[Data entries for graphics]

■ ■ ■ ■ ■ ■ ■

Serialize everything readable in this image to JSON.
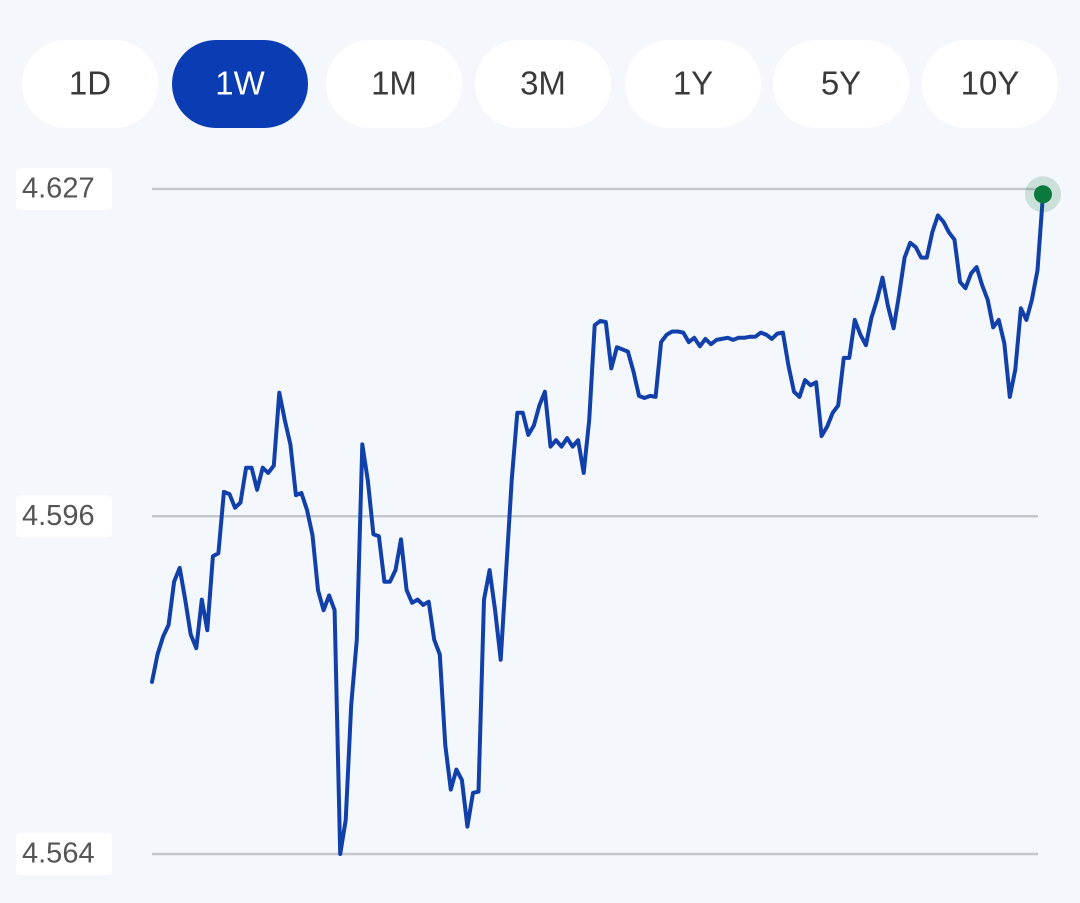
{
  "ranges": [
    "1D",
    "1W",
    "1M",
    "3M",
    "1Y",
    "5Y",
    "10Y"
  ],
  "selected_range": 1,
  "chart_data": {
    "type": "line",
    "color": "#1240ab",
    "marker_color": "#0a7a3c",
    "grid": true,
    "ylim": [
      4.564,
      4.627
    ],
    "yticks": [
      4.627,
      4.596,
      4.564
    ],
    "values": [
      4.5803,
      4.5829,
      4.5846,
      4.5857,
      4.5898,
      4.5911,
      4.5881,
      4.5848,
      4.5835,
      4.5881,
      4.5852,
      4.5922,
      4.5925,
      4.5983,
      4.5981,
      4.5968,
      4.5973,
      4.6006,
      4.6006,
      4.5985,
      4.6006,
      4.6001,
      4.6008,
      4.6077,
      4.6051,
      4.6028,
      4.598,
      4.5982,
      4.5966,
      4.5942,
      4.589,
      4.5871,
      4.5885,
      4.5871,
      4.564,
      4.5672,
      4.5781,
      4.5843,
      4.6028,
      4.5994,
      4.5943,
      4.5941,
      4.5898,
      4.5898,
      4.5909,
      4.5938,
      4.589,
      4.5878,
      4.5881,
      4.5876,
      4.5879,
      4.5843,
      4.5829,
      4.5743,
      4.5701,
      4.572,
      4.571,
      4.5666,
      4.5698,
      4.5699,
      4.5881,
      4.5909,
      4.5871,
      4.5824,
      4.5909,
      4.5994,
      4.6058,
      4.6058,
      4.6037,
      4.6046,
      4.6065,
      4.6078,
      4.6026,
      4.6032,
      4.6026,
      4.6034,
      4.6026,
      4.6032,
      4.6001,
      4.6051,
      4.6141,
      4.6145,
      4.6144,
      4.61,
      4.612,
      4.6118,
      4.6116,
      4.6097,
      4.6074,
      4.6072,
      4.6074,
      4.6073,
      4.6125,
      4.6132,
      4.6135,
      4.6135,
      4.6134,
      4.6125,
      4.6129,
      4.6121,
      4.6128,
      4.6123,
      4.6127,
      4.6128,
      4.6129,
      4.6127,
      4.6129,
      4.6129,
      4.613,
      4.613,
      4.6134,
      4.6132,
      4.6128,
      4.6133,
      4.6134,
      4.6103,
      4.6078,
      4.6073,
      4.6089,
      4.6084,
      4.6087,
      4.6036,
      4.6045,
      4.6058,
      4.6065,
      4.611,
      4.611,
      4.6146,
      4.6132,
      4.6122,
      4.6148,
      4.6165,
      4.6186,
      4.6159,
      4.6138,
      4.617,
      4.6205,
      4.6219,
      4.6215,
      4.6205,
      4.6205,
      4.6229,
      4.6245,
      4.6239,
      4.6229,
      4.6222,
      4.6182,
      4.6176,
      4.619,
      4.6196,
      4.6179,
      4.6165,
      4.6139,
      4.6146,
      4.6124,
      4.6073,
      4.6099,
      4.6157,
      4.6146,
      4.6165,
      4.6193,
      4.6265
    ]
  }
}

■ ■ ■ ■ ■ ■ ■

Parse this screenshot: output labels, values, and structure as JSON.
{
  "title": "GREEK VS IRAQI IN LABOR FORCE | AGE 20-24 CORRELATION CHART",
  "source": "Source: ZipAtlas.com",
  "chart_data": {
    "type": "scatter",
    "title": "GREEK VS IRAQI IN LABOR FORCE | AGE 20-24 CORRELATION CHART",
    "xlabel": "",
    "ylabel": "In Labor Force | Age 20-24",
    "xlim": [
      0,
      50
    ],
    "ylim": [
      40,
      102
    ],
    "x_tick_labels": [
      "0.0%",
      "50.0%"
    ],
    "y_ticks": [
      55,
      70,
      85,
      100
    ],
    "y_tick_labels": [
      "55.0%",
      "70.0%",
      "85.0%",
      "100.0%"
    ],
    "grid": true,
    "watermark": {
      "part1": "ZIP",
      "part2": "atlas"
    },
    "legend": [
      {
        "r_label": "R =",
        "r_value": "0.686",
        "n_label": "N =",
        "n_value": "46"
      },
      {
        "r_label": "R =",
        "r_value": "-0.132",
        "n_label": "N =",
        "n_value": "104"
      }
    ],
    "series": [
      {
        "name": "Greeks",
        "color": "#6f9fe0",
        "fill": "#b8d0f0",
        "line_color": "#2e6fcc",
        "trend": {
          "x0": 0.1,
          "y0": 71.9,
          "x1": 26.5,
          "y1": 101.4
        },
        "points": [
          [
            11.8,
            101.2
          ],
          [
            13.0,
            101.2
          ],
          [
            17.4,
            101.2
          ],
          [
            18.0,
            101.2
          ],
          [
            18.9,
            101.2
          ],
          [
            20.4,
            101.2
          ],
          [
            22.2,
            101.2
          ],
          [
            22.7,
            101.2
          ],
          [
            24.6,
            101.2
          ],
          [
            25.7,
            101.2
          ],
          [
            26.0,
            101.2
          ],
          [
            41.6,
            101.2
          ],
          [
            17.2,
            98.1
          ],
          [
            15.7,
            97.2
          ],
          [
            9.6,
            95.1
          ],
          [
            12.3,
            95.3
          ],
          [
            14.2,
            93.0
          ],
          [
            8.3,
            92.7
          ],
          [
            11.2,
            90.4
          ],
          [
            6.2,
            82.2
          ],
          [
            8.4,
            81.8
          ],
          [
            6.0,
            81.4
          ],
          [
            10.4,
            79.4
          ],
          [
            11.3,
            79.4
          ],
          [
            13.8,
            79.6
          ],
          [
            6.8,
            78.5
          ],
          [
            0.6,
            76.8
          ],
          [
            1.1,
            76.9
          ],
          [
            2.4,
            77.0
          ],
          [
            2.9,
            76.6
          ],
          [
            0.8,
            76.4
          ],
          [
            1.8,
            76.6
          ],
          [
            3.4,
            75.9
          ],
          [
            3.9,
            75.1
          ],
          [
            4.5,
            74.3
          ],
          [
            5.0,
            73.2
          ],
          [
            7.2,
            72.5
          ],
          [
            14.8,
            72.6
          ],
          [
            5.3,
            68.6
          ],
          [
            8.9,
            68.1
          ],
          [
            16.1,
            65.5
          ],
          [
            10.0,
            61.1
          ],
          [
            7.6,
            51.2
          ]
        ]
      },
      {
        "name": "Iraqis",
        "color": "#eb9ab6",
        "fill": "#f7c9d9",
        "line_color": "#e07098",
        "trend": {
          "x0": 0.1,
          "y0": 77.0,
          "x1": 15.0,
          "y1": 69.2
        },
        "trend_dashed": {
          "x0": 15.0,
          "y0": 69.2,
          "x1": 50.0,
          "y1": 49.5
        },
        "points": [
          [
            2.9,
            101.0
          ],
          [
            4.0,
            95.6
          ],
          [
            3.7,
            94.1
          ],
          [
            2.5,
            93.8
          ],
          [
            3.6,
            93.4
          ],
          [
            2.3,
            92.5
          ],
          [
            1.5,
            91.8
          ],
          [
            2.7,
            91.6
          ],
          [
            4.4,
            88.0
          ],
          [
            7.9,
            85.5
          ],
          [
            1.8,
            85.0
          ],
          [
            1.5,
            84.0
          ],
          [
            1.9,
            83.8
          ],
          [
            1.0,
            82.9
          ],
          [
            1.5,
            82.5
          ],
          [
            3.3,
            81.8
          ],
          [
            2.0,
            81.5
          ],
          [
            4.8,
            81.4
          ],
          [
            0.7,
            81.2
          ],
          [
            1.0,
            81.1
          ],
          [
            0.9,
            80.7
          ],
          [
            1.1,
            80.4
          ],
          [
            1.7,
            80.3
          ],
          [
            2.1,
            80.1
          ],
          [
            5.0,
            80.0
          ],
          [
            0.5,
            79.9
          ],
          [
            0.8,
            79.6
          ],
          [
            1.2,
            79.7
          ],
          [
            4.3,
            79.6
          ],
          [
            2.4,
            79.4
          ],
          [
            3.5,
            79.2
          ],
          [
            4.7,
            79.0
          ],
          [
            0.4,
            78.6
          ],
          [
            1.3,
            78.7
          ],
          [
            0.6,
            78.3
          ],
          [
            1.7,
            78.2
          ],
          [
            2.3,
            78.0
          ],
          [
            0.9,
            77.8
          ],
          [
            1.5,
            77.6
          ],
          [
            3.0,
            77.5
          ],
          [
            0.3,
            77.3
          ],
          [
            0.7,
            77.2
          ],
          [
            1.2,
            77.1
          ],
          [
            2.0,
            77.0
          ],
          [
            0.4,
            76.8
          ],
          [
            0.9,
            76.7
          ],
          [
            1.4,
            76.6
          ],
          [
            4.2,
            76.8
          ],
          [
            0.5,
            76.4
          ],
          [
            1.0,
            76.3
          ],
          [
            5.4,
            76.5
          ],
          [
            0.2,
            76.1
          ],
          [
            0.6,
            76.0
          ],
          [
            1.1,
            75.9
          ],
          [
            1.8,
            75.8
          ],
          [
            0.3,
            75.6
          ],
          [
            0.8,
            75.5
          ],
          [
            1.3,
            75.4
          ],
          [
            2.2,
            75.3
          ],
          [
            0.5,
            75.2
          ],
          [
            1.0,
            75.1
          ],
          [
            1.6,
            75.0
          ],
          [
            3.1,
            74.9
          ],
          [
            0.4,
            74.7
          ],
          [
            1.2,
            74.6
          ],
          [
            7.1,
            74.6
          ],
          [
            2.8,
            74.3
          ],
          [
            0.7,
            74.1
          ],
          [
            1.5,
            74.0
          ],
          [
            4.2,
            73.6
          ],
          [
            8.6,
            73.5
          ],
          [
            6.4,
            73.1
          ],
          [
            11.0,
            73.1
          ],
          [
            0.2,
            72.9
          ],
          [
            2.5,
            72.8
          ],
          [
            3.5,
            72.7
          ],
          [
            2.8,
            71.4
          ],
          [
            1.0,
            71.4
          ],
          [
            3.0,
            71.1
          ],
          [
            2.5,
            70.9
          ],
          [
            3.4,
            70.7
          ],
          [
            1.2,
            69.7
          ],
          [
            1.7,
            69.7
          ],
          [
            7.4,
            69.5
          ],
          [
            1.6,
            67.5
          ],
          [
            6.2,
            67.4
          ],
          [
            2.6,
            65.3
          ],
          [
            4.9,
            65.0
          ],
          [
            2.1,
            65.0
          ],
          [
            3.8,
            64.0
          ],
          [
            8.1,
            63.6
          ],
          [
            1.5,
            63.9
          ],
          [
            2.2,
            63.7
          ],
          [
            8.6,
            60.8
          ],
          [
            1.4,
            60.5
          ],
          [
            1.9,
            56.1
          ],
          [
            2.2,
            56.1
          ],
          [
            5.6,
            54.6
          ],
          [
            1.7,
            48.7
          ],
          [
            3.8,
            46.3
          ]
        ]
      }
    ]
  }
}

■ ■ ■ ■ ■ ■ ■

> _Work to be completed_: Find all lines with "values" in them and copy each one.

> _Solution to the exercise_:
    "values": [
Parse this screenshot: output labels, values, and structure as JSON.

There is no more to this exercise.